• What you need to do
Give the count of lines in the data that include "legend", with no other words.

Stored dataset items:
-- Begin --

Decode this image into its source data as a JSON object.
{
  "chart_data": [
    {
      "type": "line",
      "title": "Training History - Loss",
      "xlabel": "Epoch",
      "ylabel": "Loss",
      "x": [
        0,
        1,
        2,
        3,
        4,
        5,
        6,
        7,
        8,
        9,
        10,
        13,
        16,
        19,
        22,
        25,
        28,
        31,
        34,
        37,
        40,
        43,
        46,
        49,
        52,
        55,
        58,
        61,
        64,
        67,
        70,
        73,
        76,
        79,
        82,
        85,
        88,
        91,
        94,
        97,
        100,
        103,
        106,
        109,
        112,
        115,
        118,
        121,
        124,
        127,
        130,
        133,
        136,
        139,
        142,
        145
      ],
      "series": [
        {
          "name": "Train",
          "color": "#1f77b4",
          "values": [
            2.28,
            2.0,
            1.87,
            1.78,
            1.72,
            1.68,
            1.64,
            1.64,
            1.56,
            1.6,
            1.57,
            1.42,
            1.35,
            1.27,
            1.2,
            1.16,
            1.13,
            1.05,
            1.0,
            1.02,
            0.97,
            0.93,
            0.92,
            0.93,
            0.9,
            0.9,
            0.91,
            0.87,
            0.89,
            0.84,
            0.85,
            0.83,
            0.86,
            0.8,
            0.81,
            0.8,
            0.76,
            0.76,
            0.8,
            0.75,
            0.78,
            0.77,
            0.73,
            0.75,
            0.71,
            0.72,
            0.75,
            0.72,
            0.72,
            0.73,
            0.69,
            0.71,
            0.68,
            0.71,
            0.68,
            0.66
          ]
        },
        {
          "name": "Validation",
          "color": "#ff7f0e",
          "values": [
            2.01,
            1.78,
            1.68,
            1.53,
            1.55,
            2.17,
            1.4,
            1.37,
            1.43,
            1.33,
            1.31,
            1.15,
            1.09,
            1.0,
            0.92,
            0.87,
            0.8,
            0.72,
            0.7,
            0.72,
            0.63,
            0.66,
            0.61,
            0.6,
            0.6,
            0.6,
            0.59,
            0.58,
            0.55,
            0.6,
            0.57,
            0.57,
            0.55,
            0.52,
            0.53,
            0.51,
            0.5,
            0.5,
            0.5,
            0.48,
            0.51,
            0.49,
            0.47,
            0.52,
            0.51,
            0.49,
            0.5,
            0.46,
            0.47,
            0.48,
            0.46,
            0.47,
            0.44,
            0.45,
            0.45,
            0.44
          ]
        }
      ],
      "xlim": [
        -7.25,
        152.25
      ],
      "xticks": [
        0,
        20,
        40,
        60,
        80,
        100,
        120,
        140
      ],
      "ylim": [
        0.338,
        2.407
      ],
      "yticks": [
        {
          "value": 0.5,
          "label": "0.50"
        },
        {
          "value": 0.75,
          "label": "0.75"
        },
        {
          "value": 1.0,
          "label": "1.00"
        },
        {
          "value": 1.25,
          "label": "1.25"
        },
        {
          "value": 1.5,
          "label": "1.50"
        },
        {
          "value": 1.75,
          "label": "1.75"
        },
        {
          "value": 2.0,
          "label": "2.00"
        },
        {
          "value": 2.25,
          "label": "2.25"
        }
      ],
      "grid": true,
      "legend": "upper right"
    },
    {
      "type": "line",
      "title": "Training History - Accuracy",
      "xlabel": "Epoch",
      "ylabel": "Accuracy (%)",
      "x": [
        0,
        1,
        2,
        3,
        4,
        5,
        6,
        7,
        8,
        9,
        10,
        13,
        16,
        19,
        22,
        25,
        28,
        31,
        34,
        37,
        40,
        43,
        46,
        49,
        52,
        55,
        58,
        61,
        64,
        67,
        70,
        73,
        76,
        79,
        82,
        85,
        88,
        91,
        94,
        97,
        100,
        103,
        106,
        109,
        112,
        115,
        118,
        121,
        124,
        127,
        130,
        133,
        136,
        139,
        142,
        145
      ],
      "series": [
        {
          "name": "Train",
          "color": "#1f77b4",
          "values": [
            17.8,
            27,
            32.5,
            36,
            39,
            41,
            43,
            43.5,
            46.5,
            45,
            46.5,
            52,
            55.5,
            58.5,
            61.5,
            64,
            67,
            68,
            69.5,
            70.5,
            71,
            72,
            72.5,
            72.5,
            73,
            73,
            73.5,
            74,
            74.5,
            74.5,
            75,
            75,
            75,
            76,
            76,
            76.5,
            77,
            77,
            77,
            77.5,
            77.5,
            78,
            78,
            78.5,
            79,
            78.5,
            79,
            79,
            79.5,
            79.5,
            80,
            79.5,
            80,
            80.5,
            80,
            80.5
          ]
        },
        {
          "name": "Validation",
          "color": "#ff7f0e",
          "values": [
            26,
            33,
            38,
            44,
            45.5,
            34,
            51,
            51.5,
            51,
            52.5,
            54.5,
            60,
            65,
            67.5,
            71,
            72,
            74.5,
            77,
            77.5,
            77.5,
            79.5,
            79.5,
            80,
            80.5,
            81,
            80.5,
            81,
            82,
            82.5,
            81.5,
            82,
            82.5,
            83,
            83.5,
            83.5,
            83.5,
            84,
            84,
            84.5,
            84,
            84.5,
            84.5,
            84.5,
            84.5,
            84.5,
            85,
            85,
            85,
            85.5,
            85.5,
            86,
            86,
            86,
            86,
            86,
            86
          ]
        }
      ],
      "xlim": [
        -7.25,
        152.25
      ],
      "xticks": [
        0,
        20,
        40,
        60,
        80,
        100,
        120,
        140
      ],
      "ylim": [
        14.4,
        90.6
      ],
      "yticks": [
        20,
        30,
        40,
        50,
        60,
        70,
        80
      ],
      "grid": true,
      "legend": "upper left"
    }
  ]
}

-- End --

• Final result
2